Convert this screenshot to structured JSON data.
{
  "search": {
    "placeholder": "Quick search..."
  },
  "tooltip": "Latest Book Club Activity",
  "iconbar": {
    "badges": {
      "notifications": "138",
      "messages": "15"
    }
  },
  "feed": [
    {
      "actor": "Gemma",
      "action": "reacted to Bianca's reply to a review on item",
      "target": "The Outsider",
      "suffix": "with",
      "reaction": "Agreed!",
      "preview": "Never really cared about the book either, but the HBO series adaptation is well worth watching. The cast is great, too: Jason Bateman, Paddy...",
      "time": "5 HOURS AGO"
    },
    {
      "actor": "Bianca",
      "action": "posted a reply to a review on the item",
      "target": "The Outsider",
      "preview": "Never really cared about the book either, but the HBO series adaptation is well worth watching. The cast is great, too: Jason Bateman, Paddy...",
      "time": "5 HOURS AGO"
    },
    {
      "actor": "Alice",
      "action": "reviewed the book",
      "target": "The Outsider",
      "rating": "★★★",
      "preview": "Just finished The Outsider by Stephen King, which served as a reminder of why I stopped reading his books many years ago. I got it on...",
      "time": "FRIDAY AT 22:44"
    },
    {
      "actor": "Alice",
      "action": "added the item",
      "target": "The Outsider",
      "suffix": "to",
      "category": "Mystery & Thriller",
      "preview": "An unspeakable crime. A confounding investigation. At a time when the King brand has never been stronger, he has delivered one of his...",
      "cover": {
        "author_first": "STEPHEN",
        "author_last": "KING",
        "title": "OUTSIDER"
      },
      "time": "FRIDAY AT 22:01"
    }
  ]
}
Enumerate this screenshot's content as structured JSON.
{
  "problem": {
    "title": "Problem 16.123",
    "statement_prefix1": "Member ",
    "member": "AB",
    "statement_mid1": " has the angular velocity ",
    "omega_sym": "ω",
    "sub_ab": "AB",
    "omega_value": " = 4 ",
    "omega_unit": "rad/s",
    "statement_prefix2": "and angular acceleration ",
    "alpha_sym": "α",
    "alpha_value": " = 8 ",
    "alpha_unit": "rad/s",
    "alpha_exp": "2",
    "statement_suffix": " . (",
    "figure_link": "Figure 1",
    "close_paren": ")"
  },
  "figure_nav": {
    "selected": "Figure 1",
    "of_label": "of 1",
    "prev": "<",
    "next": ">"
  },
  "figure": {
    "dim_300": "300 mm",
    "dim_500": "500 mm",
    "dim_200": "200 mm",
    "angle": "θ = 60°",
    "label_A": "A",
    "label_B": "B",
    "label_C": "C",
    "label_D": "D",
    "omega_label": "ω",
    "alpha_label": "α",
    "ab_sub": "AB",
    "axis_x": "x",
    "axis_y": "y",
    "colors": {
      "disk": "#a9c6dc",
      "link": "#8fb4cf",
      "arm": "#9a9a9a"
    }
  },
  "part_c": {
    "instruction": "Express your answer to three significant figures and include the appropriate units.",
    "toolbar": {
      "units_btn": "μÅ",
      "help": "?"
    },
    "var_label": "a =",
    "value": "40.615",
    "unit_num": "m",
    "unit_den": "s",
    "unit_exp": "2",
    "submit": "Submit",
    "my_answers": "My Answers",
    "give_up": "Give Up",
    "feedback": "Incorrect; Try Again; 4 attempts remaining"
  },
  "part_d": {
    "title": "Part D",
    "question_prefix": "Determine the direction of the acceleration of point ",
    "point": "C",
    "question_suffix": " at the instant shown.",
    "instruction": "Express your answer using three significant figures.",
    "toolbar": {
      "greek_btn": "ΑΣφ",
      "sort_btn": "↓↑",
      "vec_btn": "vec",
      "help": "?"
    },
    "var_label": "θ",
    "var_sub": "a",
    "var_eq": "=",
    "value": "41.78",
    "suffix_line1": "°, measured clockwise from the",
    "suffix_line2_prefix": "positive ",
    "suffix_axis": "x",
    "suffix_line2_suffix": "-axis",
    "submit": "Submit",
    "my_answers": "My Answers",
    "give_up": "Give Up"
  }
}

+++++

Give back the lines of the listing from the one with "Enumerate this screenshot's" through the end, both included, exactly as written and with nothing added.

▸ FULL SOLUTION:
Enumerate this screenshot's content as structured JSON.
{
  "problem": {
    "title": "Problem 16.123",
    "statement_prefix1": "Member ",
    "member": "AB",
    "statement_mid1": " has the angular velocity ",
    "omega_sym": "ω",
    "sub_ab": "AB",
    "omega_value": " = 4 ",
    "omega_unit": "rad/s",
    "statement_prefix2": "and angular acceleration ",
    "alpha_sym": "α",
    "alpha_value": " = 8 ",
    "alpha_unit": "rad/s",
    "alpha_exp": "2",
    "statement_suffix": " . (",
    "figure_link": "Figure 1",
    "close_paren": ")"
  },
  "figure_nav": {
    "selected": "Figure 1",
    "of_label": "of 1",
    "prev": "<",
    "next": ">"
  },
  "figure": {
    "dim_300": "300 mm",
    "dim_500": "500 mm",
    "dim_200": "200 mm",
    "angle": "θ = 60°",
    "label_A": "A",
    "label_B": "B",
    "label_C": "C",
    "label_D": "D",
    "omega_label": "ω",
    "alpha_label": "α",
    "ab_sub": "AB",
    "axis_x": "x",
    "axis_y": "y",
    "colors": {
      "disk": "#a9c6dc",
      "link": "#8fb4cf",
      "arm": "#9a9a9a"
    }
  },
  "part_c": {
    "instruction": "Express your answer to three significant figures and include the appropriate units.",
    "toolbar": {
      "units_btn": "μÅ",
      "help": "?"
    },
    "var_label": "a =",
    "value": "40.615",
    "unit_num": "m",
    "unit_den": "s",
    "unit_exp": "2",
    "submit": "Submit",
    "my_answers": "My Answers",
    "give_up": "Give Up",
    "feedback": "Incorrect; Try Again; 4 attempts remaining"
  },
  "part_d": {
    "title": "Part D",
    "question_prefix": "Determine the direction of the acceleration of point ",
    "point": "C",
    "question_suffix": " at the instant shown.",
    "instruction": "Express your answer using three significant figures.",
    "toolbar": {
      "greek_btn": "ΑΣφ",
      "sort_btn": "↓↑",
      "vec_btn": "vec",
      "help": "?"
    },
    "var_label": "θ",
    "var_sub": "a",
    "var_eq": "=",
    "value": "41.78",
    "suffix_line1": "°, measured clockwise from the",
    "suffix_line2_prefix": "positive ",
    "suffix_axis": "x",
    "suffix_line2_suffix": "-axis",
    "submit": "Submit",
    "my_answers": "My Answers",
    "give_up": "Give Up"
  }
}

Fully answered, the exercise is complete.